■ Rows from a dataset:
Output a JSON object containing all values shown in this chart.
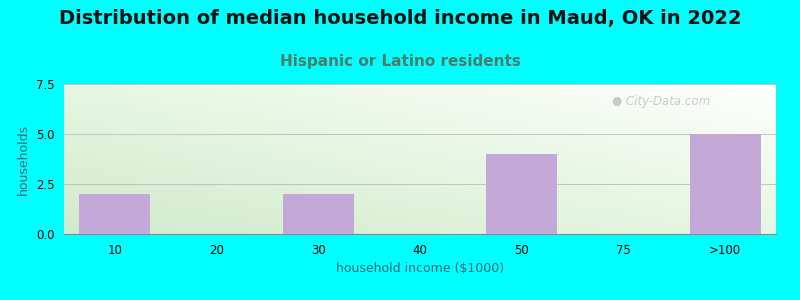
{
  "title": "Distribution of median household income in Maud, OK in 2022",
  "subtitle": "Hispanic or Latino residents",
  "xlabel": "household income ($1000)",
  "ylabel": "households",
  "categories": [
    "10",
    "20",
    "30",
    "40",
    "50",
    "75",
    ">100"
  ],
  "values": [
    2,
    0,
    2,
    0,
    4,
    0,
    5
  ],
  "bar_color": "#C4A8D8",
  "background_color": "#00FFFF",
  "plot_bg_topleft": "#E8F5E0",
  "plot_bg_topright": "#FFFFFF",
  "plot_bg_bottom": "#D8EED0",
  "ylim": [
    0,
    7.5
  ],
  "yticks": [
    0,
    2.5,
    5,
    7.5
  ],
  "grid_color": "#BBBBBB",
  "title_fontsize": 14,
  "subtitle_fontsize": 11,
  "subtitle_color": "#4A7C6A",
  "axis_label_fontsize": 9,
  "tick_fontsize": 8.5,
  "watermark_text": "  City-Data.com",
  "watermark_color": "#BBBBBB",
  "bar_width": 0.7
}
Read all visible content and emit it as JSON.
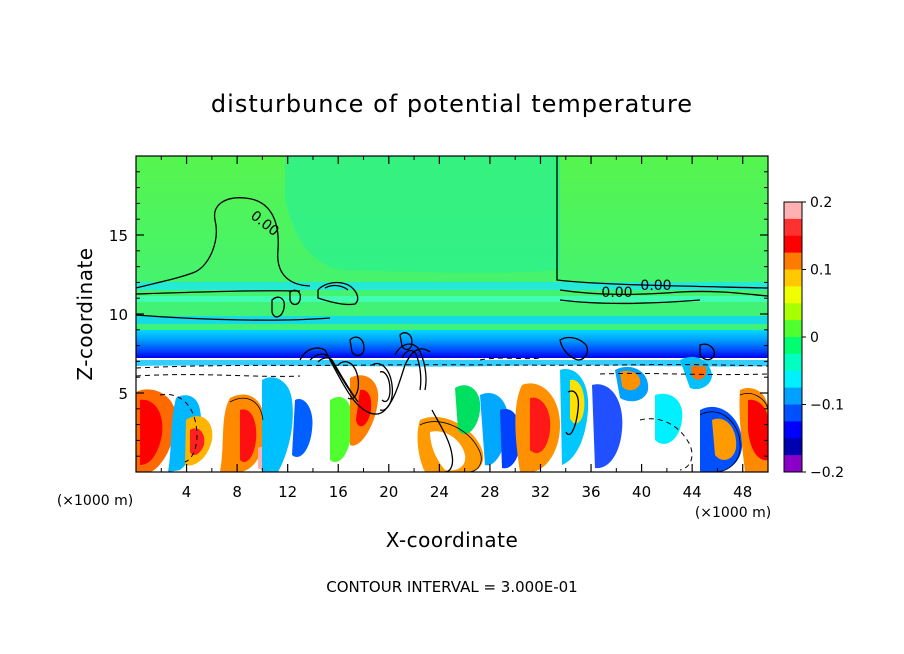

■ Task instructions: Would you set down the listing exactly, omitting pictures?

■ Solution to this problem:
Output a JSON object containing all values shown in this chart.
{
  "title": "Distribution of median household income in Maud, OK in 2022",
  "subtitle": "Hispanic or Latino residents",
  "xlabel": "household income ($1000)",
  "ylabel": "households",
  "categories": [
    "10",
    "20",
    "30",
    "40",
    "50",
    "75",
    ">100"
  ],
  "values": [
    2,
    0,
    2,
    0,
    4,
    0,
    5
  ],
  "bar_color": "#C4A8D8",
  "background_color": "#00FFFF",
  "plot_bg_topleft": "#E8F5E0",
  "plot_bg_topright": "#FFFFFF",
  "plot_bg_bottom": "#D8EED0",
  "ylim": [
    0,
    7.5
  ],
  "yticks": [
    0,
    2.5,
    5,
    7.5
  ],
  "grid_color": "#BBBBBB",
  "title_fontsize": 14,
  "subtitle_fontsize": 11,
  "subtitle_color": "#4A7C6A",
  "axis_label_fontsize": 9,
  "tick_fontsize": 8.5,
  "watermark_text": "  City-Data.com",
  "watermark_color": "#BBBBBB",
  "bar_width": 0.7
}
Read all visible content and emit it as JSON.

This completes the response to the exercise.